Extract all of the data and reproduce it precisely.

A run of records
***
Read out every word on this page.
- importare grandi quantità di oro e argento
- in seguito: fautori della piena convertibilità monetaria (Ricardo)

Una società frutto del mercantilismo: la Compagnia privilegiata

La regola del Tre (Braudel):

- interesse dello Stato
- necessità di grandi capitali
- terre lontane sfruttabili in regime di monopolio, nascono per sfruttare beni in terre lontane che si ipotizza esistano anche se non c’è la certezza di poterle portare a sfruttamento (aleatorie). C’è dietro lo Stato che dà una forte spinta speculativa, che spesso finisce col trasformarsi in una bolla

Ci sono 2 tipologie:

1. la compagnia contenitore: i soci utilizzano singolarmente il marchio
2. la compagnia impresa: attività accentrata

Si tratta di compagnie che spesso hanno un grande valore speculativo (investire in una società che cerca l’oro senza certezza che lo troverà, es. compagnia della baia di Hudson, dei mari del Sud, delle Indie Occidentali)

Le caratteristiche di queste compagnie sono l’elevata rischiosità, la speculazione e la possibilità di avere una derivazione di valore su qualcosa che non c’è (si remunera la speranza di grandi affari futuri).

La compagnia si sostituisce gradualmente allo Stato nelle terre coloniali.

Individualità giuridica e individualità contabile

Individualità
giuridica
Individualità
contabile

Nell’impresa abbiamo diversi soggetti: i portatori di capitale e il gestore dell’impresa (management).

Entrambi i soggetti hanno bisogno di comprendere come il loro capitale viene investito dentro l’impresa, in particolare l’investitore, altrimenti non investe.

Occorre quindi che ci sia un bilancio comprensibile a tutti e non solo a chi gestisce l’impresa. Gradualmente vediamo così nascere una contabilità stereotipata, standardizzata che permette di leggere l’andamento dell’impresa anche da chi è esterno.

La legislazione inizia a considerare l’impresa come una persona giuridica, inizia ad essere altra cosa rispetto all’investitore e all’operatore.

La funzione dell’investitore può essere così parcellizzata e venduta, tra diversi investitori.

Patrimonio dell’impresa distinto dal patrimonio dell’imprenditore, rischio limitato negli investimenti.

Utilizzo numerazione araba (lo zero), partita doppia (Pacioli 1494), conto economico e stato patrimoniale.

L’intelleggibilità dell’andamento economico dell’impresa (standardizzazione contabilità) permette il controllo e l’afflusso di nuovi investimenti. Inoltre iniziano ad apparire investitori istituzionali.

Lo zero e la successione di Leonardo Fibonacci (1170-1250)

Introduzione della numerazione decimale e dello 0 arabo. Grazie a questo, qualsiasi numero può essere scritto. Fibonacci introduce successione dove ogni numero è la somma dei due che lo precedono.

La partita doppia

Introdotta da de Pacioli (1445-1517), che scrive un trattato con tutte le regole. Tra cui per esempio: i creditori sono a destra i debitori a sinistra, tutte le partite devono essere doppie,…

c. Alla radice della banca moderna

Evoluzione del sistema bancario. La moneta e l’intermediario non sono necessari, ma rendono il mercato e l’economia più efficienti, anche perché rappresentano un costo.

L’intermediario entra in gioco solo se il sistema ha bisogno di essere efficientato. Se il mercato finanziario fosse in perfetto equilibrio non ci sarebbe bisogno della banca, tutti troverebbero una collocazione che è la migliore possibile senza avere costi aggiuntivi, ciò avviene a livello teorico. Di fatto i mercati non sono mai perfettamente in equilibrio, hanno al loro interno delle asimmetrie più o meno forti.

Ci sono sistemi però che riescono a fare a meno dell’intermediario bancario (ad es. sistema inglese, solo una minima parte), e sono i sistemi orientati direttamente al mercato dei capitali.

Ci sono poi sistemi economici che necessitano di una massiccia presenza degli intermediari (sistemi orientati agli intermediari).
***
■ **ANSWER TO THIS EXERCISE**
Read out every word on this page.
- importare grandi quantità di oro e argento
- in seguito: fautori della piena convertibilità monetaria (Ricardo)

Una società frutto del mercantilismo: la Compagnia privilegiata

La regola del Tre (Braudel):

- interesse dello Stato
- necessità di grandi capitali
- terre lontane sfruttabili in regime di monopolio, nascono per sfruttare beni in terre lontane che si ipotizza esistano anche se non c’è la certezza di poterle portare a sfruttamento (aleatorie). C’è dietro lo Stato che dà una forte spinta speculativa, che spesso finisce col trasformarsi in una bolla

Ci sono 2 tipologie:

1. la compagnia contenitore: i soci utilizzano singolarmente il marchio
2. la compagnia impresa: attività accentrata

Si tratta di compagnie che spesso hanno un grande valore speculativo (investire in una società che cerca l’oro senza certezza che lo troverà, es. compagnia della baia di Hudson, dei mari del Sud, delle Indie Occidentali)

Le caratteristiche di queste compagnie sono l’elevata rischiosità, la speculazione e la possibilità di avere una derivazione di valore su qualcosa che non c’è (si remunera la speranza di grandi affari futuri).

La compagnia si sostituisce gradualmente allo Stato nelle terre coloniali.

Individualità giuridica e individualità contabile

Individualità
giuridica
Individualità
contabile

Nell’impresa abbiamo diversi soggetti: i portatori di capitale e il gestore dell’impresa (management).

Entrambi i soggetti hanno bisogno di comprendere come il loro capitale viene investito dentro l’impresa, in particolare l’investitore, altrimenti non investe.

Occorre quindi che ci sia un bilancio comprensibile a tutti e non solo a chi gestisce l’impresa. Gradualmente vediamo così nascere una contabilità stereotipata, standardizzata che permette di leggere l’andamento dell’impresa anche da chi è esterno.

La legislazione inizia a considerare l’impresa come una persona giuridica, inizia ad essere altra cosa rispetto all’investitore e all’operatore.

La funzione dell’investitore può essere così parcellizzata e venduta, tra diversi investitori.

Patrimonio dell’impresa distinto dal patrimonio dell’imprenditore, rischio limitato negli investimenti.

Utilizzo numerazione araba (lo zero), partita doppia (Pacioli 1494), conto economico e stato patrimoniale.

L’intelleggibilità dell’andamento economico dell’impresa (standardizzazione contabilità) permette il controllo e l’afflusso di nuovi investimenti. Inoltre iniziano ad apparire investitori istituzionali.

Lo zero e la successione di Leonardo Fibonacci (1170-1250)

Introduzione della numerazione decimale e dello 0 arabo. Grazie a questo, qualsiasi numero può essere scritto. Fibonacci introduce successione dove ogni numero è la somma dei due che lo precedono.

La partita doppia

Introdotta da de Pacioli (1445-1517), che scrive un trattato con tutte le regole. Tra cui per esempio: i creditori sono a destra i debitori a sinistra, tutte le partite devono essere doppie,…

c. Alla radice della banca moderna

Evoluzione del sistema bancario. La moneta e l’intermediario non sono necessari, ma rendono il mercato e l’economia più efficienti, anche perché rappresentano un costo.

L’intermediario entra in gioco solo se il sistema ha bisogno di essere efficientato. Se il mercato finanziario fosse in perfetto equilibrio non ci sarebbe bisogno della banca, tutti troverebbero una collocazione che è la migliore possibile senza avere costi aggiuntivi, ciò avviene a livello teorico. Di fatto i mercati non sono mai perfettamente in equilibrio, hanno al loro interno delle asimmetrie più o meno forti.

Ci sono sistemi però che riescono a fare a meno dell’intermediario bancario (ad es. sistema inglese, solo una minima parte), e sono i sistemi orientati direttamente al mercato dei capitali.

Ci sono poi sistemi economici che necessitano di una massiccia presenza degli intermediari (sistemi orientati agli intermediari).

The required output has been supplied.